→ EXERCISE DETAILS
Output all of the entries exactly as written.

--- Start MATERIAL SUPPLIED ---

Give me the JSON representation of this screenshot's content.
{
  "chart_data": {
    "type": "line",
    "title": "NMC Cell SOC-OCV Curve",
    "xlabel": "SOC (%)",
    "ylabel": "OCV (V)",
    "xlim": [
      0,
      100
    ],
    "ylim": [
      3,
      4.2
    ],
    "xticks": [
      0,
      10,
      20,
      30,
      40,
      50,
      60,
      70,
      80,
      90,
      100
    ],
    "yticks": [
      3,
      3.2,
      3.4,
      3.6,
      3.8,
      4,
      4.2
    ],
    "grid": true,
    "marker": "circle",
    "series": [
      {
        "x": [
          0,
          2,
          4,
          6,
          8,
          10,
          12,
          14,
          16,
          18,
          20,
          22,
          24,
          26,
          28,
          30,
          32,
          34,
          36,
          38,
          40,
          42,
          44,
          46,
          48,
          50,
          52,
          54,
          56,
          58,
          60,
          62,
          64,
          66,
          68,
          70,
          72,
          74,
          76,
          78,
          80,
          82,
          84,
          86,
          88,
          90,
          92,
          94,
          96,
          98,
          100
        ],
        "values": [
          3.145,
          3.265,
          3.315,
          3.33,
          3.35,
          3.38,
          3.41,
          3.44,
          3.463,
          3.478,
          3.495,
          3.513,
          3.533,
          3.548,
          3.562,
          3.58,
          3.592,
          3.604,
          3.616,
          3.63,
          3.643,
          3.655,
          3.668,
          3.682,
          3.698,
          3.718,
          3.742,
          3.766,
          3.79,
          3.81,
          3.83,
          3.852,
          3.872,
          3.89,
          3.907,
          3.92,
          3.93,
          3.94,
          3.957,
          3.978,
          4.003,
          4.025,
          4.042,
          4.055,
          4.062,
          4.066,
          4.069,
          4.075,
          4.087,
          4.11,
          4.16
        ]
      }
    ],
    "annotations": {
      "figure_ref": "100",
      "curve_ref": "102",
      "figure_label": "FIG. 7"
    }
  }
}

--- End MATERIAL SUPPLIED ---

→ CORRECT RESPONSE
Give me the JSON representation of this screenshot's content.
{
  "chart_data": {
    "type": "line",
    "title": "NMC Cell SOC-OCV Curve",
    "xlabel": "SOC (%)",
    "ylabel": "OCV (V)",
    "xlim": [
      0,
      100
    ],
    "ylim": [
      3,
      4.2
    ],
    "xticks": [
      0,
      10,
      20,
      30,
      40,
      50,
      60,
      70,
      80,
      90,
      100
    ],
    "yticks": [
      3,
      3.2,
      3.4,
      3.6,
      3.8,
      4,
      4.2
    ],
    "grid": true,
    "marker": "circle",
    "series": [
      {
        "x": [
          0,
          2,
          4,
          6,
          8,
          10,
          12,
          14,
          16,
          18,
          20,
          22,
          24,
          26,
          28,
          30,
          32,
          34,
          36,
          38,
          40,
          42,
          44,
          46,
          48,
          50,
          52,
          54,
          56,
          58,
          60,
          62,
          64,
          66,
          68,
          70,
          72,
          74,
          76,
          78,
          80,
          82,
          84,
          86,
          88,
          90,
          92,
          94,
          96,
          98,
          100
        ],
        "values": [
          3.145,
          3.265,
          3.315,
          3.33,
          3.35,
          3.38,
          3.41,
          3.44,
          3.463,
          3.478,
          3.495,
          3.513,
          3.533,
          3.548,
          3.562,
          3.58,
          3.592,
          3.604,
          3.616,
          3.63,
          3.643,
          3.655,
          3.668,
          3.682,
          3.698,
          3.718,
          3.742,
          3.766,
          3.79,
          3.81,
          3.83,
          3.852,
          3.872,
          3.89,
          3.907,
          3.92,
          3.93,
          3.94,
          3.957,
          3.978,
          4.003,
          4.025,
          4.042,
          4.055,
          4.062,
          4.066,
          4.069,
          4.075,
          4.087,
          4.11,
          4.16
        ]
      }
    ],
    "annotations": {
      "figure_ref": "100",
      "curve_ref": "102",
      "figure_label": "FIG. 7"
    }
  }
}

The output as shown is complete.